● **Data entries**:
************

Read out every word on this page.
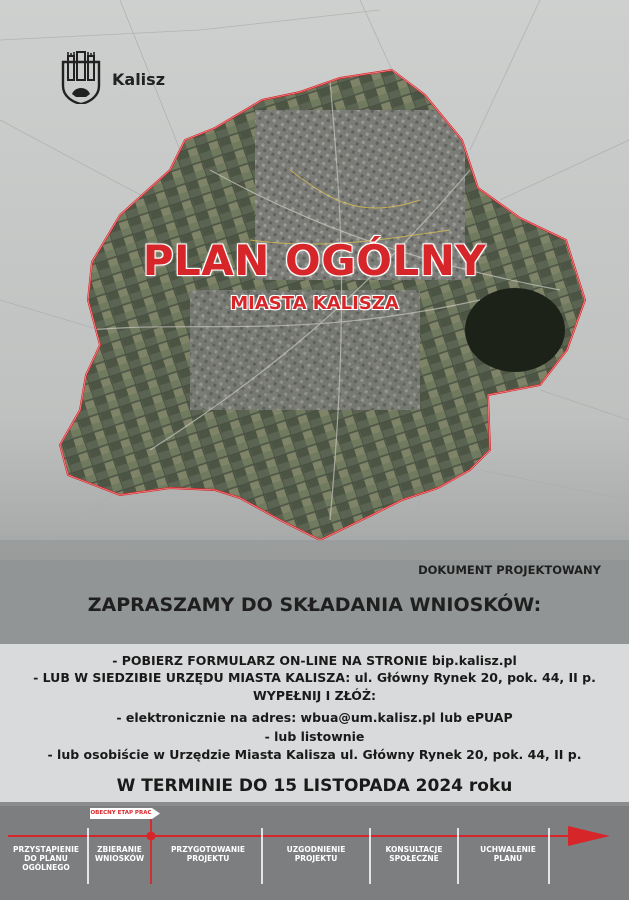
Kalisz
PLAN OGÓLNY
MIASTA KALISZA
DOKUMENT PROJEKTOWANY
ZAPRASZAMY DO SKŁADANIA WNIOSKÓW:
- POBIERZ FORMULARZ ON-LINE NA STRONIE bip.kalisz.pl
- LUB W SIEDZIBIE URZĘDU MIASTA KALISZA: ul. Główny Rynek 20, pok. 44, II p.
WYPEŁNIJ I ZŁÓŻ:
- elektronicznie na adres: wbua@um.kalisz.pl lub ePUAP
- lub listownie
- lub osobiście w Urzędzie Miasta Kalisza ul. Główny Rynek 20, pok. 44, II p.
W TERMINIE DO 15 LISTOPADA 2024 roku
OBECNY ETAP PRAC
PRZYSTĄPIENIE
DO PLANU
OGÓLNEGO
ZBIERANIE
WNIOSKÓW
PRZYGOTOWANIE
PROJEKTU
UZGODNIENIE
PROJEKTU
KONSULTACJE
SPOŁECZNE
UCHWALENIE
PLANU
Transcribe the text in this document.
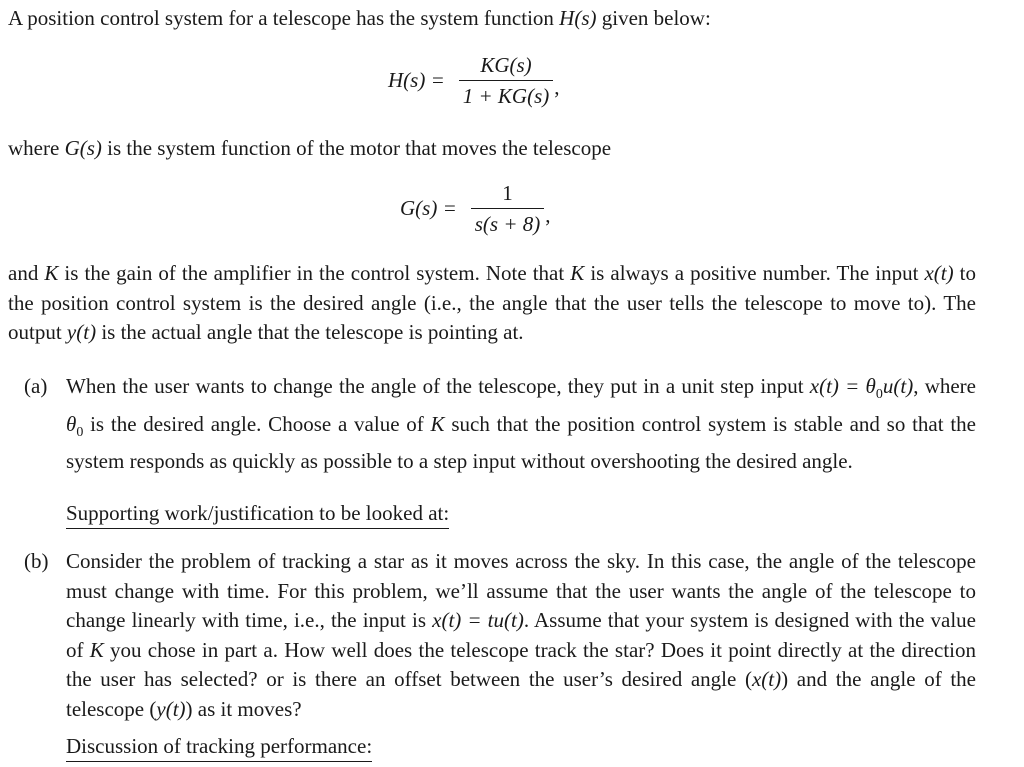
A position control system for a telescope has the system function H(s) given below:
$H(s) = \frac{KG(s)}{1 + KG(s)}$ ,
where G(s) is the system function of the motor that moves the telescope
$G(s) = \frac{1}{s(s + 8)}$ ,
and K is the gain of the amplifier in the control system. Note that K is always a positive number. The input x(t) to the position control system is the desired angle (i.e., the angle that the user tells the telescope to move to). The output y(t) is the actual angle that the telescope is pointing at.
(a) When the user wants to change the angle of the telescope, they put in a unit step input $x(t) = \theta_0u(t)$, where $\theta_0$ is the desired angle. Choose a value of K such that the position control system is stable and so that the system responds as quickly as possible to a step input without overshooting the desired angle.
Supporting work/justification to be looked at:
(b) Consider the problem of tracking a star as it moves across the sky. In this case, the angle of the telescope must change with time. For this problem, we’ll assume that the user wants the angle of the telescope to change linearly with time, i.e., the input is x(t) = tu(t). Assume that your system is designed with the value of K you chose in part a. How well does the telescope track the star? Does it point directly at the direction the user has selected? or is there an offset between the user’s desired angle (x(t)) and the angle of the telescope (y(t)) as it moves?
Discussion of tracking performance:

************

● **Directions**: Look through the listing above. Pick out each line with "Rynek" and copy it.

● **Reply**:
- LUB W SIEDZIBIE URZĘDU MIASTA KALISZA: ul. Główny Rynek 20, pok. 44, II p.
- lub osobiście w Urzędzie Miasta Kalisza ul. Główny Rynek 20, pok. 44, II p.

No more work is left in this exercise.